◆ Exercise details:
Give the number of lines in the data that hold the word "brand", and nothing else.

◆ Exercise input:
>> begin

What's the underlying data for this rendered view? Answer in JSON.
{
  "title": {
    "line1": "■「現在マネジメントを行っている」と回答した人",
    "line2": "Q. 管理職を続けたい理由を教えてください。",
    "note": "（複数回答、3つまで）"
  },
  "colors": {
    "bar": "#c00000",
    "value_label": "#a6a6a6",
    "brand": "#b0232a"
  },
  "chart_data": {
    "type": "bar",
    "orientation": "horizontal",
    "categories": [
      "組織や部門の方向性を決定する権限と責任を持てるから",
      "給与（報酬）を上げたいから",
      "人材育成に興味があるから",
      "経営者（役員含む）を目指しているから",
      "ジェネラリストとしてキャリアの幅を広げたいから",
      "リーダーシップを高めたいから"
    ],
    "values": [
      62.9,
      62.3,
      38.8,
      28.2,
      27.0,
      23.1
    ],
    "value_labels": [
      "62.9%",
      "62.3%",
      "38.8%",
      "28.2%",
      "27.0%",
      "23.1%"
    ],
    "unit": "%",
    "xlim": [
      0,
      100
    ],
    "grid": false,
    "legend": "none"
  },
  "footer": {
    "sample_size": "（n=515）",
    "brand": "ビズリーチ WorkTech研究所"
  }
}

>> end

◆ Exercise solution:
2